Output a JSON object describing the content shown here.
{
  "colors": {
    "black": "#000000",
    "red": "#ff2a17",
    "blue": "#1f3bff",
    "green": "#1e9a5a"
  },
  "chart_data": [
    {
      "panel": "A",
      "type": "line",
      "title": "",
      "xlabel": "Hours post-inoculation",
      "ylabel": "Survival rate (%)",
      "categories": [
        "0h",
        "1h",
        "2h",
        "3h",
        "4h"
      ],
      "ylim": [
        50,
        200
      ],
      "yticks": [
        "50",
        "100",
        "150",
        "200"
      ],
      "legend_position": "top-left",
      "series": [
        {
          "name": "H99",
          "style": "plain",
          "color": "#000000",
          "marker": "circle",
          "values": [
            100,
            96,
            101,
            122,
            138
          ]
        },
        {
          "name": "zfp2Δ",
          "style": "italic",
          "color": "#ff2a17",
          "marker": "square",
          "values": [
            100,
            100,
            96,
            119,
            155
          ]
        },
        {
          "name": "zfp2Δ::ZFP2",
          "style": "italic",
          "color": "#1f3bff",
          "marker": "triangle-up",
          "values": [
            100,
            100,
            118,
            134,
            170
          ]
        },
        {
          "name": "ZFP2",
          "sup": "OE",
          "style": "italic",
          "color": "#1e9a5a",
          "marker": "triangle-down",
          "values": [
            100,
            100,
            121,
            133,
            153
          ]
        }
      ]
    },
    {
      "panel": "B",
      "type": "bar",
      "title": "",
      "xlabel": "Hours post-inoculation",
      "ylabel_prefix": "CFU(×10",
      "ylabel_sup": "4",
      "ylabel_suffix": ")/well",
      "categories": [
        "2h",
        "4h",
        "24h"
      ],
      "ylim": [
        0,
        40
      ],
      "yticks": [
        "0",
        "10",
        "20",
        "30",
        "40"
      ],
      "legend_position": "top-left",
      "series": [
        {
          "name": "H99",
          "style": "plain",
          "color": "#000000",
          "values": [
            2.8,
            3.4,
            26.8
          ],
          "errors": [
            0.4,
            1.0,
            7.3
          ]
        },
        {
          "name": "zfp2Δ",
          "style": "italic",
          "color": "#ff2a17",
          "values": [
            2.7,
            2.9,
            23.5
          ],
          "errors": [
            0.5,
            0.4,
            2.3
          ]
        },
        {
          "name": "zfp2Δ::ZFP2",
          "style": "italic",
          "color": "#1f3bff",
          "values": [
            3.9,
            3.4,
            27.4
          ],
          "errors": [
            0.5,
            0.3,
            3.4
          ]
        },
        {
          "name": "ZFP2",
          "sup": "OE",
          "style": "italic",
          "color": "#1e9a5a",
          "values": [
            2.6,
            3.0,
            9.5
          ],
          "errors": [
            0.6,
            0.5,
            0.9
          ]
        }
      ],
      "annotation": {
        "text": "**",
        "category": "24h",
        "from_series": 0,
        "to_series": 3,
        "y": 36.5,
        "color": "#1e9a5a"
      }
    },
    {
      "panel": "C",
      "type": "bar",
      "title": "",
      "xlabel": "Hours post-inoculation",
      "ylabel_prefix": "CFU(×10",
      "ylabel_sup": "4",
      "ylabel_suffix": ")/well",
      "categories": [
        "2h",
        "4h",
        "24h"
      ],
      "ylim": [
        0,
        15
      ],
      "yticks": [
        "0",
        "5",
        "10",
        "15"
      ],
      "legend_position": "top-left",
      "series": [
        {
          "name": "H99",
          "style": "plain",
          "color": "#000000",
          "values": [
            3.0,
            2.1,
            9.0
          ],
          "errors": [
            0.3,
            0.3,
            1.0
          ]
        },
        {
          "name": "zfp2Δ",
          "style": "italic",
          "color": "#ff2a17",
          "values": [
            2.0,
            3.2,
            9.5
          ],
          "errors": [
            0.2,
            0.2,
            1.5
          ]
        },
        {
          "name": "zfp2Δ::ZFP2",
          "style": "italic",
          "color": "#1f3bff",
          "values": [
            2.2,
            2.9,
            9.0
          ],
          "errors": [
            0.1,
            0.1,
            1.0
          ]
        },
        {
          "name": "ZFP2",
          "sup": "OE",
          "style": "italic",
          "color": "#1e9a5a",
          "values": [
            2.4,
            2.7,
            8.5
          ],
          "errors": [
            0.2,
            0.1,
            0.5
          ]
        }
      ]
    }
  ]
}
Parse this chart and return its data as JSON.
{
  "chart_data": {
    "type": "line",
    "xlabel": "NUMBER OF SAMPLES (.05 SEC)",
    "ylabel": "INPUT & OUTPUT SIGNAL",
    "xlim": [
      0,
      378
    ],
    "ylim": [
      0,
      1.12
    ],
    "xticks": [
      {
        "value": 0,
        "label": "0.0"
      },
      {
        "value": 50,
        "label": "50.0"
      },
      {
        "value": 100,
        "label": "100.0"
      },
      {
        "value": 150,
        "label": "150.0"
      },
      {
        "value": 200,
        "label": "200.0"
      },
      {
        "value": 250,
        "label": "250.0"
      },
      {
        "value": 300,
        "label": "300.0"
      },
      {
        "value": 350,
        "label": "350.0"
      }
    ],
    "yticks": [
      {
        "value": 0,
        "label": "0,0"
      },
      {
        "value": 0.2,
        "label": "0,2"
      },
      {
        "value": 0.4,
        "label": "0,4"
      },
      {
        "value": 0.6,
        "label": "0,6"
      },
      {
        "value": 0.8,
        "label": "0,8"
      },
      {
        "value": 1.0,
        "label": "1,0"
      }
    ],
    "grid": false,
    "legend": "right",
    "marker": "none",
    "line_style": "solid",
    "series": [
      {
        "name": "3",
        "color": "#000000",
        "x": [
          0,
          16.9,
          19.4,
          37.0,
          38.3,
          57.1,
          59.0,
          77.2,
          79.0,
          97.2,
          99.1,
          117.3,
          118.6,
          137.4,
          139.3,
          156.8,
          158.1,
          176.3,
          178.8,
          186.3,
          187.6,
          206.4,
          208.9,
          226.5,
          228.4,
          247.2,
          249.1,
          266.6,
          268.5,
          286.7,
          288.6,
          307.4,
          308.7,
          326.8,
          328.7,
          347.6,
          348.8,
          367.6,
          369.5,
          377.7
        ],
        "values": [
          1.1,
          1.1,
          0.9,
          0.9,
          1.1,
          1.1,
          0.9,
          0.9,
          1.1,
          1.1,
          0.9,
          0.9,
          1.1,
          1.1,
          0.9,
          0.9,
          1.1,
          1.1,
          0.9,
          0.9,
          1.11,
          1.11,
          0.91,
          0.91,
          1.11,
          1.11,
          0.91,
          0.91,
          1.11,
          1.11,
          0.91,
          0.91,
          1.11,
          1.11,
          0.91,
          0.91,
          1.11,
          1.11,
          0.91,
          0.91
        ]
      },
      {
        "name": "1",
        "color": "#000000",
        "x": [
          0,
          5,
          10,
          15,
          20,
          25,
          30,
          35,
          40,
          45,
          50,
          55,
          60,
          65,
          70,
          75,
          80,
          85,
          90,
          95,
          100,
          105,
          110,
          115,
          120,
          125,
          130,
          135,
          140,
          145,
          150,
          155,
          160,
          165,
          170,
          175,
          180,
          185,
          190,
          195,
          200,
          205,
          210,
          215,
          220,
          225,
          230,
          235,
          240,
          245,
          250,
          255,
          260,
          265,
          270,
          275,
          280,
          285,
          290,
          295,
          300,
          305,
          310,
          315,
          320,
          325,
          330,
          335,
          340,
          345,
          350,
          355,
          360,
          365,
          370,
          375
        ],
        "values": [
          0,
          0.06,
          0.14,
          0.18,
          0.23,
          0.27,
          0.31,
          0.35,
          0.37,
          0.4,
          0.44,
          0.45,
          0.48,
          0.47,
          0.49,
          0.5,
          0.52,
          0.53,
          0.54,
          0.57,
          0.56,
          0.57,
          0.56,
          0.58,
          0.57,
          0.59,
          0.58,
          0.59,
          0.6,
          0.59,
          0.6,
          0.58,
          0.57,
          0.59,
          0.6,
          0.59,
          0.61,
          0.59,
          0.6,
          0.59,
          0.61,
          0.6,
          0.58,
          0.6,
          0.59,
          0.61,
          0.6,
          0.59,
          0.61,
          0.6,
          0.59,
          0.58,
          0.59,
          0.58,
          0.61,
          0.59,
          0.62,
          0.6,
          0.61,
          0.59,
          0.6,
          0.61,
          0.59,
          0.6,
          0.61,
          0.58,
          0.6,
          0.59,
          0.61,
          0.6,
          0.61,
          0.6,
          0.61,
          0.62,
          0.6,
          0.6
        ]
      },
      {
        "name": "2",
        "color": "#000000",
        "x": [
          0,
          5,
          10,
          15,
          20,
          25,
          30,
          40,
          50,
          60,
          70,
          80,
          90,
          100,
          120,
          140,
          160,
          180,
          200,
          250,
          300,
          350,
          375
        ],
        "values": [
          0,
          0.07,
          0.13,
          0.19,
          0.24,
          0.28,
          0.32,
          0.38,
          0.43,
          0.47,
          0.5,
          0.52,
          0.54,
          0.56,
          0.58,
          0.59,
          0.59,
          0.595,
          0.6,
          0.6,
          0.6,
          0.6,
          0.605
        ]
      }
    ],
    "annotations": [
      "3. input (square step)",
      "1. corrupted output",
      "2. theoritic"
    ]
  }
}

☆ ☆ ☆ ☆ ☆

### [Exercise prompt]
How many lines in these entries contain the string "type"? State the number and nothing more.

### [Exercise output]
4